REQUIRED TASK:
From the listing below, extract every line containing "Teams".

INPUT RECORDS:
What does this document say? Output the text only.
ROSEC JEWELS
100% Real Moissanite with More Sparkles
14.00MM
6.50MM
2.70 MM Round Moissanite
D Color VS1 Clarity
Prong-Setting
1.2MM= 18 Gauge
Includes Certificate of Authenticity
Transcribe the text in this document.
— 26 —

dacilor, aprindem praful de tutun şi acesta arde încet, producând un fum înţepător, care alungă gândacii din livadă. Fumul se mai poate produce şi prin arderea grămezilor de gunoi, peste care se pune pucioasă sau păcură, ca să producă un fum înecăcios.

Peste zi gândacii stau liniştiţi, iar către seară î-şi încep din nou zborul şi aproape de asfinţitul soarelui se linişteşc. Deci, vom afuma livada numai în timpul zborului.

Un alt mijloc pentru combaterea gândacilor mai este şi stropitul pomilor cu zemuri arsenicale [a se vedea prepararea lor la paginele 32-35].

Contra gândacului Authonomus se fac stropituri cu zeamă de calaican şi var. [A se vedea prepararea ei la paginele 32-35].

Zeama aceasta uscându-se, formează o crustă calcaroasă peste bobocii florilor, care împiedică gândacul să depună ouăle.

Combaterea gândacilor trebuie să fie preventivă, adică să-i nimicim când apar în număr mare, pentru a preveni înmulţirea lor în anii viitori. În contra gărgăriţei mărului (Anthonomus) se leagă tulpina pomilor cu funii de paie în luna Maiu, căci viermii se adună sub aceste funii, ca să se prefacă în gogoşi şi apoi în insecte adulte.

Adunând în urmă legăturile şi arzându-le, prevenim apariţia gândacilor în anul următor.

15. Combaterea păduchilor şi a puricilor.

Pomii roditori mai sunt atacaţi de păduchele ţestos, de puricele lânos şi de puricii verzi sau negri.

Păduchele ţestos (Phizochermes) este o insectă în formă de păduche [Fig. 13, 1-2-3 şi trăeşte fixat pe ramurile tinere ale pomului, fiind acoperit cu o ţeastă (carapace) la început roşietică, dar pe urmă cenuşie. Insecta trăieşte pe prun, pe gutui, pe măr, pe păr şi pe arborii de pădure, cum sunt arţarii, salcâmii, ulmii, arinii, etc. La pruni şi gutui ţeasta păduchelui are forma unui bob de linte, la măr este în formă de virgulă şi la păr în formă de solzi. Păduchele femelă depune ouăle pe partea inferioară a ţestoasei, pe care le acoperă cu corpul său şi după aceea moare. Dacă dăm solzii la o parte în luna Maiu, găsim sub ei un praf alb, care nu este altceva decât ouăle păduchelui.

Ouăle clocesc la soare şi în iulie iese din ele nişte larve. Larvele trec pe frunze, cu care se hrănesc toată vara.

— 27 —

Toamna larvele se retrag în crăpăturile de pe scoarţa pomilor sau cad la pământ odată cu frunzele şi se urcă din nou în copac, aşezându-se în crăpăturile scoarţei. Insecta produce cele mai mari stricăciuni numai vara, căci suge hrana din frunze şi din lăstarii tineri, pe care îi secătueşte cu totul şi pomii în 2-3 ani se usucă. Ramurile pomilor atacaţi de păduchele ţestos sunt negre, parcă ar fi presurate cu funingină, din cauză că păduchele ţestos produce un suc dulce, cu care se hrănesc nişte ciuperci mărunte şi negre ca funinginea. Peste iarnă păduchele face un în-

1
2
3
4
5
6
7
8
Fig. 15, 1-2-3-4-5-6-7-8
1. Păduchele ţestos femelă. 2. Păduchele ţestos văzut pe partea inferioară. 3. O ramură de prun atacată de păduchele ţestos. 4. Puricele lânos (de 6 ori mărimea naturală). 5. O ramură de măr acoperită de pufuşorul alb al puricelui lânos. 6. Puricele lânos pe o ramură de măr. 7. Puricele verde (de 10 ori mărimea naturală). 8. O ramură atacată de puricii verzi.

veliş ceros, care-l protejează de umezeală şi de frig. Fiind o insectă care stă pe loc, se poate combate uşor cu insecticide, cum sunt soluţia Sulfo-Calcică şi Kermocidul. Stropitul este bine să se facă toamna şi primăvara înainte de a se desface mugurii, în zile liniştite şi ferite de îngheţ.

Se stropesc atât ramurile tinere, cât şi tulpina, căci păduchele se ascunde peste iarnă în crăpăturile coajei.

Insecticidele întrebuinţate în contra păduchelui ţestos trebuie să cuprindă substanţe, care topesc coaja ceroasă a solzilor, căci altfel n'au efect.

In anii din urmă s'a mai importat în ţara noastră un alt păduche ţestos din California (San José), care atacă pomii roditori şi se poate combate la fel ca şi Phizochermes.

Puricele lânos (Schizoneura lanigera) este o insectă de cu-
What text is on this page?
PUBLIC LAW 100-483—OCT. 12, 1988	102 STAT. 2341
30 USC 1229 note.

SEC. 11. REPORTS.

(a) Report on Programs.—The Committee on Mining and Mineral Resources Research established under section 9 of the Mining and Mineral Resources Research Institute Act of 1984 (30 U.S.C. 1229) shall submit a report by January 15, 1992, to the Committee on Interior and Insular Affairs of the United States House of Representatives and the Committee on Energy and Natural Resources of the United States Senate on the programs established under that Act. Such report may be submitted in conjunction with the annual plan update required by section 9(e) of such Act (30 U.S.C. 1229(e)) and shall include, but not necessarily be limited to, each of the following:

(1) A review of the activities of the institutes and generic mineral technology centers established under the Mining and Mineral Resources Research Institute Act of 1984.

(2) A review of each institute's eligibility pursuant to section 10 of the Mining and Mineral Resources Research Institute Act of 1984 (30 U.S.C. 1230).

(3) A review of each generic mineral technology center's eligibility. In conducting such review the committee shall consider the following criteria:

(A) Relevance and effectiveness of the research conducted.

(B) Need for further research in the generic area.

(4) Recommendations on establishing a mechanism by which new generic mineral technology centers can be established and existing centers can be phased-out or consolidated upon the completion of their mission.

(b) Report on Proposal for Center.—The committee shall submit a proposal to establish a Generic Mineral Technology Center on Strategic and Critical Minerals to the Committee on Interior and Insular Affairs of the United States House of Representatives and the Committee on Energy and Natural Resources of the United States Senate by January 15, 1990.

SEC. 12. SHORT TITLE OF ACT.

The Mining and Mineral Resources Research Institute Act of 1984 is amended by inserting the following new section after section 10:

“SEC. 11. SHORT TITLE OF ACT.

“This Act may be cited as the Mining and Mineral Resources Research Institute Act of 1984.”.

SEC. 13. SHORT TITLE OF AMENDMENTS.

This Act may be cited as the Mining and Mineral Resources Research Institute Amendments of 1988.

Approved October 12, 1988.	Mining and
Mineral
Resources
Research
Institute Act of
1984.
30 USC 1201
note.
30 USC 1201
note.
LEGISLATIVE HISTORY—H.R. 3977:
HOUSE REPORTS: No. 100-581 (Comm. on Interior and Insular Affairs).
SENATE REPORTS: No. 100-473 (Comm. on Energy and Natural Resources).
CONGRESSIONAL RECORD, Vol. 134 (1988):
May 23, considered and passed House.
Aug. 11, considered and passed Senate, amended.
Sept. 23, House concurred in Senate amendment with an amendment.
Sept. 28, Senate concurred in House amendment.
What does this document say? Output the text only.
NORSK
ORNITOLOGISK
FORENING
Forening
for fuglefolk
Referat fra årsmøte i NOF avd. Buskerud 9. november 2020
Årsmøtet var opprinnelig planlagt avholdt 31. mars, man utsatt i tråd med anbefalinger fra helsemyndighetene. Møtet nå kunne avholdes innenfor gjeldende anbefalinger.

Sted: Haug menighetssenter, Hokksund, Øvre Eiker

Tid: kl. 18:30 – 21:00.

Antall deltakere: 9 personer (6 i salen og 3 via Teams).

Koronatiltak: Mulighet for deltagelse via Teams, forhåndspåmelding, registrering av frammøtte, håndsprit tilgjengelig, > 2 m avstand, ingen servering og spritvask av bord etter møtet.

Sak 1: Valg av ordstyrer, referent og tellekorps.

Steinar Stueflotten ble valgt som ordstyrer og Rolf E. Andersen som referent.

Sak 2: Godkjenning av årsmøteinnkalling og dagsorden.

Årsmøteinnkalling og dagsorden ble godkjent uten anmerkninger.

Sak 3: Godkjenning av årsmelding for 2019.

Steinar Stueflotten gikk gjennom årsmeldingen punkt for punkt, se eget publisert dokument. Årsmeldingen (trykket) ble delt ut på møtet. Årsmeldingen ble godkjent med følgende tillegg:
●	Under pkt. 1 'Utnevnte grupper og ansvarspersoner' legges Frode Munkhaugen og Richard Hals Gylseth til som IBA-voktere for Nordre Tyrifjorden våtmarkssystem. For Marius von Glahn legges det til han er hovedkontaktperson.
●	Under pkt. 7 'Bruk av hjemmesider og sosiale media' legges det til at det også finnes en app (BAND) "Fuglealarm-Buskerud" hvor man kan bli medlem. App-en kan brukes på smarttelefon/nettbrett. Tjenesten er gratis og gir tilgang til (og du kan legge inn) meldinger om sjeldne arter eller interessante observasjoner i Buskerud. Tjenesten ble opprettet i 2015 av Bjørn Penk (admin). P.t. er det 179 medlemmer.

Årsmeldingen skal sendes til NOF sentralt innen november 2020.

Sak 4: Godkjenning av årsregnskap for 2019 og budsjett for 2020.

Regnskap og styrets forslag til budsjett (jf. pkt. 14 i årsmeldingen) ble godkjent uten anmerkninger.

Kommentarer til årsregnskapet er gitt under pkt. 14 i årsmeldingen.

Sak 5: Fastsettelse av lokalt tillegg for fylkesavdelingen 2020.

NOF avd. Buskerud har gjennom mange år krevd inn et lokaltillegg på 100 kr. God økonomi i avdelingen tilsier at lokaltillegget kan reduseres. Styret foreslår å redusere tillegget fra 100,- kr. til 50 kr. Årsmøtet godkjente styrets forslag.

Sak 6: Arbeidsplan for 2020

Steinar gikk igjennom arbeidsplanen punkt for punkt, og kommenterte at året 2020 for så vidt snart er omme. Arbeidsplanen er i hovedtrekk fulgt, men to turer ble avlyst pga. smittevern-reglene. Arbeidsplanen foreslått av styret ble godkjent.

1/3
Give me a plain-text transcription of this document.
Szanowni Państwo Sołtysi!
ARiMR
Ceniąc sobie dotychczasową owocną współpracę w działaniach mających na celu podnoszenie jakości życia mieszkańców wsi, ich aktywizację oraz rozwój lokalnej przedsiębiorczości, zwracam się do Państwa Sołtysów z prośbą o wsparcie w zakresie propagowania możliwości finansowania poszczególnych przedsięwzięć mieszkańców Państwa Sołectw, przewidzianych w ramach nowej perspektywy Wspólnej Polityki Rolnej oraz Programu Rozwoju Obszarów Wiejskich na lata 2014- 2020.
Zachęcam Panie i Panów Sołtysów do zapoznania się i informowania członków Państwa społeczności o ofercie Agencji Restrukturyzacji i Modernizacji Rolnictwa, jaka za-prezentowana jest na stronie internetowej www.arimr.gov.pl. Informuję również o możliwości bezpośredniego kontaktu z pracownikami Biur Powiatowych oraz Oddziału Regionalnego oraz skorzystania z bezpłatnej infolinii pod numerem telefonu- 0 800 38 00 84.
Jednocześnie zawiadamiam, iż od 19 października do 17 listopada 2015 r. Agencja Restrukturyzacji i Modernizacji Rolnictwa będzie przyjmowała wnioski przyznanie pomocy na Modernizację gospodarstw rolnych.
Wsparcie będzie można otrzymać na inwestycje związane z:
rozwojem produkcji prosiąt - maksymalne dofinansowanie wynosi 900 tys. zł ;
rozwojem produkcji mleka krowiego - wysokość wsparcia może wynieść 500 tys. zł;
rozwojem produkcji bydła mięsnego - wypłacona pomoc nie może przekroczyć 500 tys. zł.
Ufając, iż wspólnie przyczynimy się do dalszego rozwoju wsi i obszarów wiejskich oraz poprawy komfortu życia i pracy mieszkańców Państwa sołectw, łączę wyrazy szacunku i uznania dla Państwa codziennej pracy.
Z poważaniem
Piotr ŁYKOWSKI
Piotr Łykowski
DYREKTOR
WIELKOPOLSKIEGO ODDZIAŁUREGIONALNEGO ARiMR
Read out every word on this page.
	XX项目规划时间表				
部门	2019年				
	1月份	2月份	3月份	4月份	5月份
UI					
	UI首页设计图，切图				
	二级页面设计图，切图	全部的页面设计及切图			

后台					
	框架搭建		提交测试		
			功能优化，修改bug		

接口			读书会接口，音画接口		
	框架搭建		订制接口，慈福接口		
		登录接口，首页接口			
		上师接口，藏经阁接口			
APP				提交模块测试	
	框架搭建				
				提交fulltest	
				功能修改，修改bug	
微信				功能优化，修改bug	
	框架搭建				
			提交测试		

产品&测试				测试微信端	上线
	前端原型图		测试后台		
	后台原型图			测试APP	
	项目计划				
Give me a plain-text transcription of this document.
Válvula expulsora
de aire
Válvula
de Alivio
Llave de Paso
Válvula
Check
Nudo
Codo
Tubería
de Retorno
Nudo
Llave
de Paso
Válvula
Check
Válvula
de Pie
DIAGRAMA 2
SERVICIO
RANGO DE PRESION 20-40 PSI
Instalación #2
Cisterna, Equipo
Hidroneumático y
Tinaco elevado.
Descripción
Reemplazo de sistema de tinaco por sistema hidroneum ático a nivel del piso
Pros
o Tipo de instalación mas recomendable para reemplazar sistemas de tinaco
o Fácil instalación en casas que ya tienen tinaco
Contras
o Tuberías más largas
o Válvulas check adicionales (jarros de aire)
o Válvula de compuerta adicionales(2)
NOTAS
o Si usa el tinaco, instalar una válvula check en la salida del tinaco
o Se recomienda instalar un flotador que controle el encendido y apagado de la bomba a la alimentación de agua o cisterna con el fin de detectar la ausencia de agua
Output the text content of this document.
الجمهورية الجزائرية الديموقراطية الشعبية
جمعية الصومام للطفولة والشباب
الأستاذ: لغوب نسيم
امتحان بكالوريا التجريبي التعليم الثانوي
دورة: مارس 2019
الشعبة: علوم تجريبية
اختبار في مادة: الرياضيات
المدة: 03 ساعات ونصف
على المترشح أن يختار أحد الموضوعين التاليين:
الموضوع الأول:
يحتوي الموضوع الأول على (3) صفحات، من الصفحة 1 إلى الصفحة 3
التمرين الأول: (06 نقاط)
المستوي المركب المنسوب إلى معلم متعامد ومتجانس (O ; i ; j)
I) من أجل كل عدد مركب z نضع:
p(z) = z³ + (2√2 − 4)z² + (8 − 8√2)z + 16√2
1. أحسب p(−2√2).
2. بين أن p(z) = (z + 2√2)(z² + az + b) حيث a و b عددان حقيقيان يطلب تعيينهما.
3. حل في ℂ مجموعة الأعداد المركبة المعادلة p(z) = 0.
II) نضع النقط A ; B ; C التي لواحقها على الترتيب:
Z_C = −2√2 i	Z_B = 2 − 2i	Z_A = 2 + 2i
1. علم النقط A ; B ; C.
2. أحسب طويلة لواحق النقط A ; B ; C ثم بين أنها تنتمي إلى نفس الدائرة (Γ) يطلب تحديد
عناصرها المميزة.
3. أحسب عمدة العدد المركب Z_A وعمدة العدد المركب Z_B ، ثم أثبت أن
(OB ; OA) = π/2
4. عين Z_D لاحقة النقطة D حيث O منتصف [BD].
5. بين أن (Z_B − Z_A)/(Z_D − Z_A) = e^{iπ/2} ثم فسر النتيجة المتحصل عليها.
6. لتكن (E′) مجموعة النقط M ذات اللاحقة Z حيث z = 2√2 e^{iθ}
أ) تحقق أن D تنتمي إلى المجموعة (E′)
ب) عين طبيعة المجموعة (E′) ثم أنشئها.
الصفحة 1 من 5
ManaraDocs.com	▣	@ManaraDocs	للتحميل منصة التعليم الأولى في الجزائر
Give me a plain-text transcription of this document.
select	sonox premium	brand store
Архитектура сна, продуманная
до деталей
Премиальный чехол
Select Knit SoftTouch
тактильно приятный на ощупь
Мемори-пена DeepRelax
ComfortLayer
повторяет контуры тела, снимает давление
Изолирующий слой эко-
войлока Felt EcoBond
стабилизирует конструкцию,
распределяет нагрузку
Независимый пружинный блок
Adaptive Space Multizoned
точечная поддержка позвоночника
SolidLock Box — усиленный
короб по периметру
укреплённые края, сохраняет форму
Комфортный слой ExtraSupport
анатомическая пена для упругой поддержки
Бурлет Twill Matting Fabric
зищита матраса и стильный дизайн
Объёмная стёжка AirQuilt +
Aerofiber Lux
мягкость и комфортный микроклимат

THE COMPLETED TASK:
Antall deltakere: 9 personer (6 i salen og 3 via Teams).
Koronatiltak: Mulighet for deltagelse via Teams, forhåndspåmelding, registrering av frammøtte, håndsprit tilgjengelig, > 2 m avstand, ingen servering og spritvask av bord etter møtet.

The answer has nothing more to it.